### PROBLEM DETAILS
Copy each line below in which the word "this" occurs.

### DATA ENTRIES
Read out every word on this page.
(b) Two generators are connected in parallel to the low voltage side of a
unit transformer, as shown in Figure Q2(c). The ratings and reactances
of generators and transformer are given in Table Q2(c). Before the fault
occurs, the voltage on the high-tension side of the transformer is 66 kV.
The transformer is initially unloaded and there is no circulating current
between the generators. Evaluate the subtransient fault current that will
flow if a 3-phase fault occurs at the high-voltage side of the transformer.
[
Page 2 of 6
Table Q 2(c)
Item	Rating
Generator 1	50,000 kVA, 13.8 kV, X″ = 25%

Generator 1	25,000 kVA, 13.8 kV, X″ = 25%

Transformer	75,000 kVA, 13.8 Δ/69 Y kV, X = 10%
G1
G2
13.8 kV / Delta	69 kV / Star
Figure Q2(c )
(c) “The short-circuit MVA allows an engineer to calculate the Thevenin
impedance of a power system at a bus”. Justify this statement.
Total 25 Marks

### TASK SOLUTION
Read out every word on this page.
impedance of a power system at a bus”. Justify this statement.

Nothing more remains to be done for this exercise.